Only lines with the word "nicht" are needed; collect each of them from the listing below.

[Stored entries]
◇ ◇ ◇ ◇

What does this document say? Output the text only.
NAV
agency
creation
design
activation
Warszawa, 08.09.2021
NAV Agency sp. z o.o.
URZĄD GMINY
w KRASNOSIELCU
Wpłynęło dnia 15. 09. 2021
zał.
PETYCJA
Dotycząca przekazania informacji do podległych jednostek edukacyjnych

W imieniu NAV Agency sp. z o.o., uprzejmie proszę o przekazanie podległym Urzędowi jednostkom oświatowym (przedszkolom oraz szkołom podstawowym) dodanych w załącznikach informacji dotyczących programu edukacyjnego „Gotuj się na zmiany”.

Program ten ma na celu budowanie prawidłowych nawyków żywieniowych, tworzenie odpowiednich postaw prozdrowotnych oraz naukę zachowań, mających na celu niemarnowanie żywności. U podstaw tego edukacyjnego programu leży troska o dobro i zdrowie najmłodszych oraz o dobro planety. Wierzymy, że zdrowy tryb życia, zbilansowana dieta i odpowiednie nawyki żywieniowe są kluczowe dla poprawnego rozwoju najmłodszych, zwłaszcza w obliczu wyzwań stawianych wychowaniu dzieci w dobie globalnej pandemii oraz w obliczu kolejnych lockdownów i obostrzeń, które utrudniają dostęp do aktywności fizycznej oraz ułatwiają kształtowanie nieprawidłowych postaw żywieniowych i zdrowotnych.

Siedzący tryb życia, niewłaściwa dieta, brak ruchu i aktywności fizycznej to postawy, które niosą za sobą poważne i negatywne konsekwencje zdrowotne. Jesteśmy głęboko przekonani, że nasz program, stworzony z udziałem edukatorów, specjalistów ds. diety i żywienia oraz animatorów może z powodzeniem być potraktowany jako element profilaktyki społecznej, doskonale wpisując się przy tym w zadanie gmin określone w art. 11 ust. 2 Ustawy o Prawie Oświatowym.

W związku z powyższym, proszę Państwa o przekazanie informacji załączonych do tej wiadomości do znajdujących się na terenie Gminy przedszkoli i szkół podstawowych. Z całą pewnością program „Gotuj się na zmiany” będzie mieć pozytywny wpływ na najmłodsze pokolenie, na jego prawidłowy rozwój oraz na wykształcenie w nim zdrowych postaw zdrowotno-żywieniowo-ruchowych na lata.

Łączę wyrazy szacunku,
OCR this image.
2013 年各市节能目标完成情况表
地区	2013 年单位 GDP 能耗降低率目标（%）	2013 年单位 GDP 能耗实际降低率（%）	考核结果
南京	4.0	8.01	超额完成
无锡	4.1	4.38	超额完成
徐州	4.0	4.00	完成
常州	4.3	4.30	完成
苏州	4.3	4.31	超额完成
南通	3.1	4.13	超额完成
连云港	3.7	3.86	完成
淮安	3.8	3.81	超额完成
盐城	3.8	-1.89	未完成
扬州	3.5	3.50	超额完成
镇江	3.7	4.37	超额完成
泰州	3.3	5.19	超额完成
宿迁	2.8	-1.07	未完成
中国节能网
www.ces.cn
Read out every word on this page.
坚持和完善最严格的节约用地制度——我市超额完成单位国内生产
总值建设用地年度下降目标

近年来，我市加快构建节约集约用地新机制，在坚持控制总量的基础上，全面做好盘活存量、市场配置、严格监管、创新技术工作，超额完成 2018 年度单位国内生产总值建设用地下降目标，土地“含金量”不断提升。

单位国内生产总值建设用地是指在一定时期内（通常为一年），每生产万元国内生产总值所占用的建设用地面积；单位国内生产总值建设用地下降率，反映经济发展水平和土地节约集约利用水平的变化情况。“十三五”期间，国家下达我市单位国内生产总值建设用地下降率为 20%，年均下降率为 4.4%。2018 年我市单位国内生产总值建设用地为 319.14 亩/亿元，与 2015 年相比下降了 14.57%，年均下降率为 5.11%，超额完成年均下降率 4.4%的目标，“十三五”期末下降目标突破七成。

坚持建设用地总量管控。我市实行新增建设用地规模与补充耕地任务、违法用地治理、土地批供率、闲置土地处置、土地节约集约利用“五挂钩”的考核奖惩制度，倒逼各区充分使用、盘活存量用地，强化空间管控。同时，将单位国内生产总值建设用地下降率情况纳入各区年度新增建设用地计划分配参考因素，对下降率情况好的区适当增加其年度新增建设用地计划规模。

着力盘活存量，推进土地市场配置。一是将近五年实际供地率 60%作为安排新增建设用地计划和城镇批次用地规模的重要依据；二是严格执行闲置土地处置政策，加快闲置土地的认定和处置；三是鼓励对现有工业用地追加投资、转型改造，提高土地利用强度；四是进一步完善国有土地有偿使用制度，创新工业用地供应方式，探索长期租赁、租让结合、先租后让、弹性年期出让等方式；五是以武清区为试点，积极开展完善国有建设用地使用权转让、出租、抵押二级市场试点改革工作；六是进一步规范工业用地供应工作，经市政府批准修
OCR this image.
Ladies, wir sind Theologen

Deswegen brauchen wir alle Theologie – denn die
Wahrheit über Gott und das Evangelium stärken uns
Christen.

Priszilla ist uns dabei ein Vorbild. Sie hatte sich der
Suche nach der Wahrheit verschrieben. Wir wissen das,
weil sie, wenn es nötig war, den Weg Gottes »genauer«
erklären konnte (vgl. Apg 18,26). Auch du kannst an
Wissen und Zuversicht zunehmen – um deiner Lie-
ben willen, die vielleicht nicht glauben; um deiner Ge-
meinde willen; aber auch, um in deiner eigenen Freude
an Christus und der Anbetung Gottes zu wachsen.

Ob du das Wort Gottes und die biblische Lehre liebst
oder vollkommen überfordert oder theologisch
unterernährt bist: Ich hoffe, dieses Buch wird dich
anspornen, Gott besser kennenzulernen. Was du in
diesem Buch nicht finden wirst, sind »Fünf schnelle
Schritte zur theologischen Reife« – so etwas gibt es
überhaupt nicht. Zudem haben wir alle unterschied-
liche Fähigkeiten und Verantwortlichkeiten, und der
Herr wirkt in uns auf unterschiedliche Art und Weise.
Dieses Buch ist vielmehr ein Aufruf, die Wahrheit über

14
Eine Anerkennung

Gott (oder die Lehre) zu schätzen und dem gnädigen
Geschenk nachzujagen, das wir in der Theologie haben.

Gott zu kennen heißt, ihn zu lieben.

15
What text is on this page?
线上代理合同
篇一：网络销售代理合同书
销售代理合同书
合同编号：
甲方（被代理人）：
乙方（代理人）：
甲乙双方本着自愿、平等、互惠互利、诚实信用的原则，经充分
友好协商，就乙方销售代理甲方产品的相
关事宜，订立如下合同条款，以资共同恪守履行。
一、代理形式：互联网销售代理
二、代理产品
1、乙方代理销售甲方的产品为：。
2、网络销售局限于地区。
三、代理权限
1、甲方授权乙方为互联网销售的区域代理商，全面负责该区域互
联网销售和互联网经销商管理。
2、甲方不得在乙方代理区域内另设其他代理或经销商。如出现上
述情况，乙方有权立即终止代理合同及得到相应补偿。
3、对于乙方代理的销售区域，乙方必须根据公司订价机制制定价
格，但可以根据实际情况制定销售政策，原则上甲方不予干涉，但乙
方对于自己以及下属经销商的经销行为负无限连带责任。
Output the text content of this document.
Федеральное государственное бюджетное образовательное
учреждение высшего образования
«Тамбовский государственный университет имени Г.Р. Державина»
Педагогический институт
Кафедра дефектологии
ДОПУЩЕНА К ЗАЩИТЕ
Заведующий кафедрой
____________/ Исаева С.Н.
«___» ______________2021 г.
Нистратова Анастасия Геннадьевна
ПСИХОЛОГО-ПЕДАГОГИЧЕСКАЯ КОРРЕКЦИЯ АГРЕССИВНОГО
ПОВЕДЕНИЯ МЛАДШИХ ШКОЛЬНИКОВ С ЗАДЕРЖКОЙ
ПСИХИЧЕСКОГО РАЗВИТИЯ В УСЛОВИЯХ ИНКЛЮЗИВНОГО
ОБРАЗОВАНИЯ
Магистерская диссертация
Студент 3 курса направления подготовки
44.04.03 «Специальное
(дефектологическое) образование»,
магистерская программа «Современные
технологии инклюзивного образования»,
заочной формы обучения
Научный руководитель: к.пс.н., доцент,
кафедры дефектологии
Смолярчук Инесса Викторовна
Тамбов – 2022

◇ ◇ ◇ ◇

Task solution
ben willen, die vielleicht nicht glauben; um deiner Ge-
diesem Buch nicht finden wirst, sind »Fünf schnelle
überhaupt nicht. Zudem haben wir alle unterschied-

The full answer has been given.